▶ AIM
Check each line of the records below for the word "Mutlu" and copy those where it appears.

▶ AVAILABLE DATA
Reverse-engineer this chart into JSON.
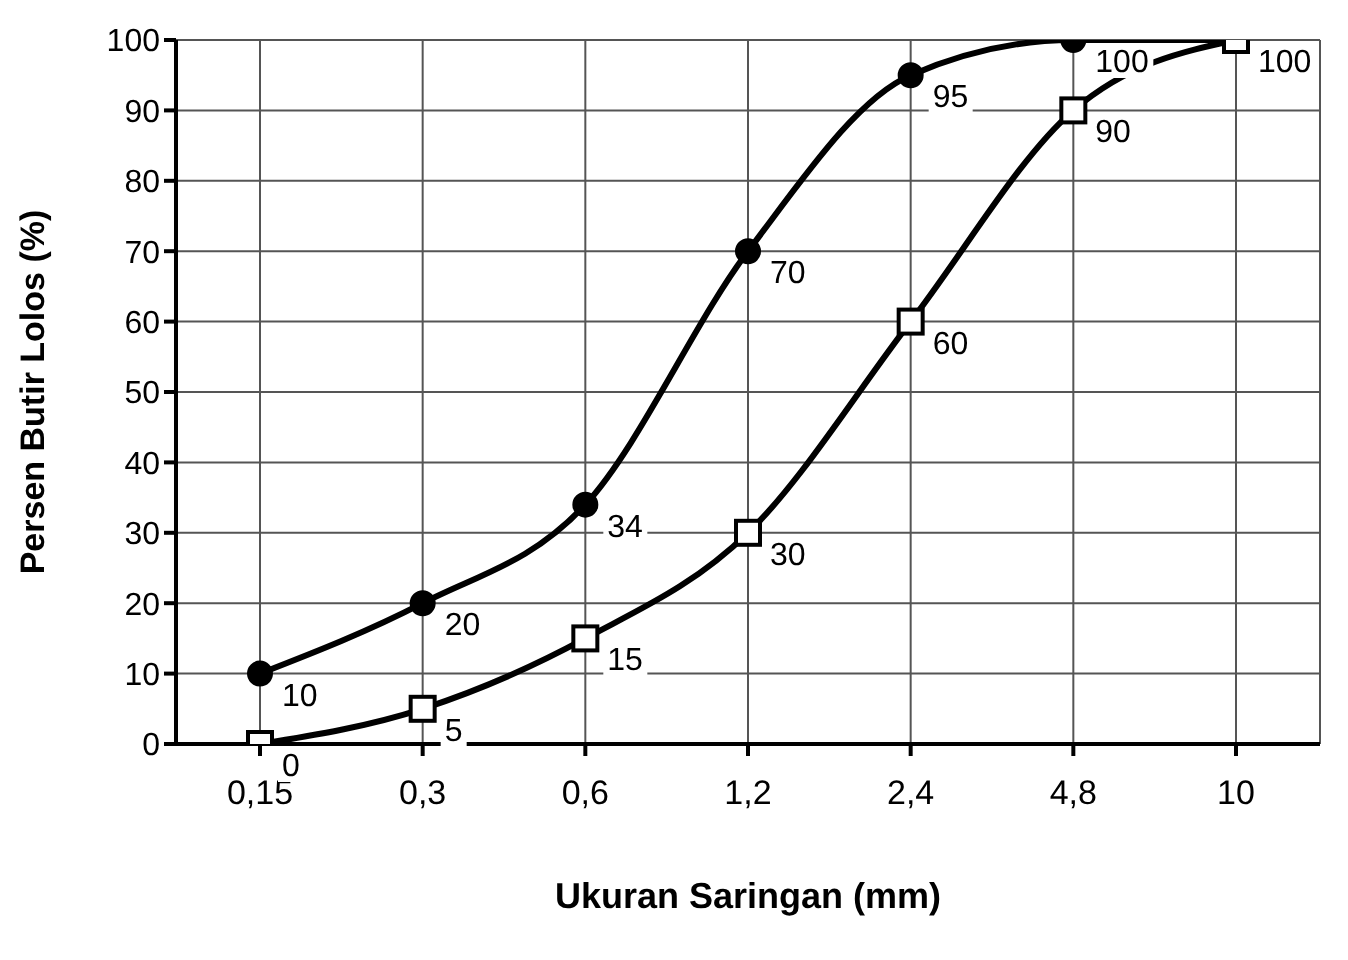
{
  "chart_data": {
    "type": "line",
    "xlabel": "Ukuran Saringan (mm)",
    "ylabel": "Persen Butir Lolos (%)",
    "categories": [
      "0,15",
      "0,3",
      "0,6",
      "1,2",
      "2,4",
      "4,8",
      "10"
    ],
    "series": [
      {
        "color": "#000000",
        "marker": "circle",
        "values": [
          10,
          20,
          34,
          70,
          95,
          100,
          100
        ],
        "value_labels": [
          "10",
          "20",
          "34",
          "70",
          "95",
          "100",
          null
        ]
      },
      {
        "color": "#000000",
        "marker": "square",
        "values": [
          0,
          5,
          15,
          30,
          60,
          90,
          100
        ],
        "value_labels": [
          "0",
          "5",
          "15",
          "30",
          "60",
          "90",
          "100"
        ]
      }
    ],
    "ylim": [
      0,
      100
    ],
    "yticks": [
      0,
      10,
      20,
      30,
      40,
      50,
      60,
      70,
      80,
      90,
      100
    ],
    "grid": true,
    "line_style": "solid"
  }
}
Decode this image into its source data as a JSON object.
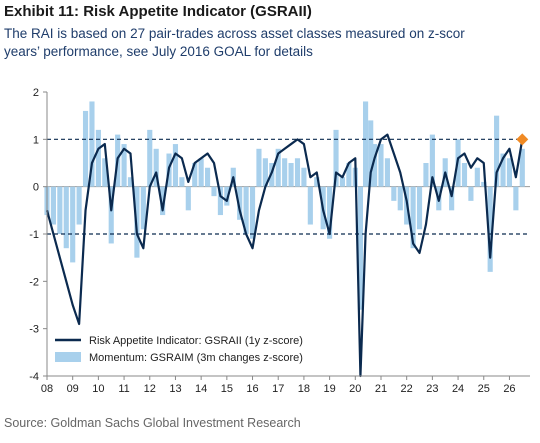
{
  "chart_data": {
    "type": "line",
    "title": "Exhibit 11: Risk Appetite Indicator (GSRAII)",
    "subtitle_lines": [
      "The RAI is based on 27 pair-trades across asset classes measured on z-scor",
      "years’ performance, see July 2016 GOAL for details"
    ],
    "source": "Source: Goldman Sachs Global Investment Research",
    "x": [
      2008.0,
      2008.25,
      2008.5,
      2008.75,
      2009.0,
      2009.25,
      2009.5,
      2009.75,
      2010.0,
      2010.25,
      2010.5,
      2010.75,
      2011.0,
      2011.25,
      2011.5,
      2011.75,
      2012.0,
      2012.25,
      2012.5,
      2012.75,
      2013.0,
      2013.25,
      2013.5,
      2013.75,
      2014.0,
      2014.25,
      2014.5,
      2014.75,
      2015.0,
      2015.25,
      2015.5,
      2015.75,
      2016.0,
      2016.25,
      2016.5,
      2016.75,
      2017.0,
      2017.25,
      2017.5,
      2017.75,
      2018.0,
      2018.25,
      2018.5,
      2018.75,
      2019.0,
      2019.25,
      2019.5,
      2019.75,
      2020.0,
      2020.2,
      2020.4,
      2020.6,
      2020.75,
      2021.0,
      2021.25,
      2021.5,
      2021.75,
      2022.0,
      2022.25,
      2022.5,
      2022.75,
      2023.0,
      2023.25,
      2023.5,
      2023.75,
      2024.0,
      2024.25,
      2024.5,
      2024.75,
      2025.0,
      2025.25,
      2025.5,
      2025.75,
      2026.0,
      2026.25,
      2026.5
    ],
    "series": [
      {
        "name": "Momentum: GSRAIM (3m changes z-score)",
        "type": "bar",
        "color": "#a8d0ec",
        "values": [
          -0.6,
          -0.8,
          -1.0,
          -1.3,
          -1.6,
          -0.8,
          1.6,
          1.8,
          1.2,
          0.6,
          -1.2,
          1.1,
          0.9,
          0.2,
          -1.5,
          -0.9,
          1.2,
          0.8,
          -0.6,
          0.7,
          0.9,
          0.2,
          -0.5,
          0.5,
          0.6,
          0.4,
          -0.2,
          -0.6,
          -0.4,
          0.4,
          -0.7,
          -1.0,
          -1.1,
          0.8,
          0.6,
          0.5,
          0.8,
          0.6,
          0.5,
          0.6,
          0.4,
          -0.8,
          0.2,
          -0.9,
          -1.1,
          1.2,
          0.2,
          0.5,
          0.4,
          -2.6,
          1.8,
          1.4,
          0.9,
          0.9,
          0.6,
          -0.3,
          -0.5,
          -0.8,
          -1.3,
          -0.9,
          0.5,
          1.1,
          -0.5,
          0.6,
          -0.5,
          1.0,
          0.5,
          -0.3,
          0.4,
          0.1,
          -1.8,
          1.5,
          0.7,
          0.6,
          -0.5,
          0.8
        ]
      },
      {
        "name": "Risk Appetite Indicator: GSRAII (1y z-score)",
        "type": "line",
        "color": "#0b2a4f",
        "values": [
          -0.5,
          -1.0,
          -1.5,
          -2.0,
          -2.5,
          -2.9,
          -0.5,
          0.5,
          0.8,
          0.9,
          -0.5,
          0.6,
          0.8,
          0.7,
          -1.0,
          -1.3,
          0.0,
          0.3,
          -0.5,
          0.4,
          0.7,
          0.6,
          0.1,
          0.5,
          0.6,
          0.7,
          0.5,
          -0.2,
          -0.3,
          0.2,
          -0.5,
          -1.0,
          -1.3,
          -0.5,
          0.0,
          0.3,
          0.7,
          0.8,
          0.9,
          1.0,
          0.9,
          0.2,
          0.3,
          -0.5,
          -1.0,
          0.3,
          0.2,
          0.5,
          0.6,
          -4.0,
          -1.0,
          0.3,
          0.6,
          1.0,
          1.1,
          0.7,
          0.3,
          -0.3,
          -1.2,
          -1.4,
          -0.8,
          0.2,
          -0.3,
          0.3,
          -0.2,
          0.6,
          0.7,
          0.4,
          0.6,
          0.5,
          -1.5,
          0.3,
          0.6,
          0.8,
          0.2,
          1.0
        ]
      }
    ],
    "highlight_last_color": "#f08a24",
    "reference_lines": [
      1,
      -1
    ],
    "xlim": [
      2008,
      2026.8
    ],
    "xticks": [
      {
        "value": 2008,
        "label": "08"
      },
      {
        "value": 2009,
        "label": "09"
      },
      {
        "value": 2010,
        "label": "10"
      },
      {
        "value": 2011,
        "label": "11"
      },
      {
        "value": 2012,
        "label": "12"
      },
      {
        "value": 2013,
        "label": "13"
      },
      {
        "value": 2014,
        "label": "14"
      },
      {
        "value": 2015,
        "label": "15"
      },
      {
        "value": 2016,
        "label": "16"
      },
      {
        "value": 2017,
        "label": "17"
      },
      {
        "value": 2018,
        "label": "18"
      },
      {
        "value": 2019,
        "label": "19"
      },
      {
        "value": 2020,
        "label": "20"
      },
      {
        "value": 2021,
        "label": "21"
      },
      {
        "value": 2022,
        "label": "22"
      },
      {
        "value": 2023,
        "label": "23"
      },
      {
        "value": 2024,
        "label": "24"
      },
      {
        "value": 2025,
        "label": "25"
      },
      {
        "value": 2026,
        "label": "26"
      }
    ],
    "ylim": [
      -4,
      2
    ],
    "yticks": [
      -4,
      -3,
      -2,
      -1,
      0,
      1,
      2
    ],
    "legend": "lower left"
  }
}
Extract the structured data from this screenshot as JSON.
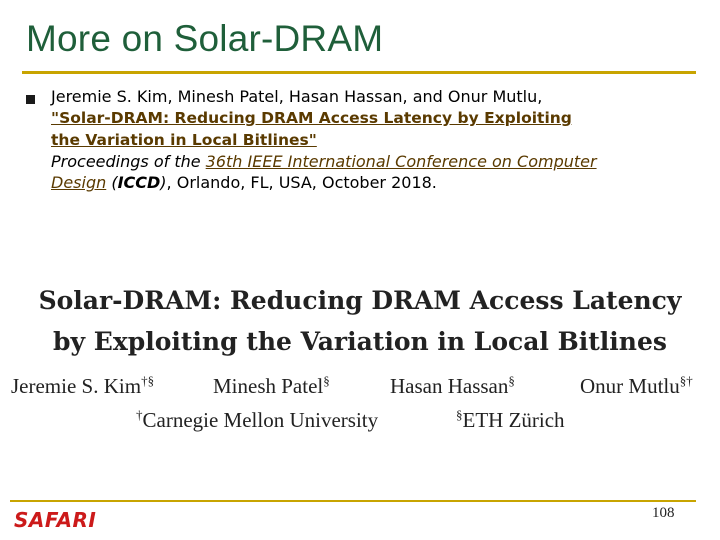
{
  "slide": {
    "title": "More on Solar-DRAM",
    "page_number": "108",
    "logo_text": "SAFARI"
  },
  "reference": {
    "authors": "Jeremie S. Kim, Minesh Patel, Hasan Hassan, and Onur Mutlu,",
    "paper_link_line1": "\"Solar-DRAM: Reducing DRAM Access Latency by Exploiting",
    "paper_link_line2": "the Variation in Local Bitlines\"",
    "proceedings_prefix": "Proceedings of the ",
    "conference_link_line1": "36th IEEE International Conference on Computer",
    "conference_link_line2": "Design",
    "open_paren": " (",
    "conference_abbr": "ICCD",
    "close_paren": ")",
    "location_date": ", Orlando, FL, USA, October 2018."
  },
  "paper": {
    "title_line1": "Solar-DRAM: Reducing DRAM Access Latency",
    "title_line2": "by Exploiting the Variation in Local Bitlines",
    "authors": [
      {
        "name": "Jeremie S. Kim",
        "marks": "†§"
      },
      {
        "name": "Minesh Patel",
        "marks": "§"
      },
      {
        "name": "Hasan Hassan",
        "marks": "§"
      },
      {
        "name": "Onur Mutlu",
        "marks": "§†"
      }
    ],
    "affiliations": [
      {
        "mark": "†",
        "name": "Carnegie Mellon University"
      },
      {
        "mark": "§",
        "name": "ETH Zürich"
      }
    ]
  },
  "colors": {
    "title": "#1f5f3a",
    "rule": "#c8a400",
    "logo": "#cc1a1a",
    "link": "#5a3a00"
  }
}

▶ FINISHED TASK
    "authors": "Jeremie S. Kim, Minesh Patel, Hasan Hassan, and Onur Mutlu,",
        "name": "Onur Mutlu",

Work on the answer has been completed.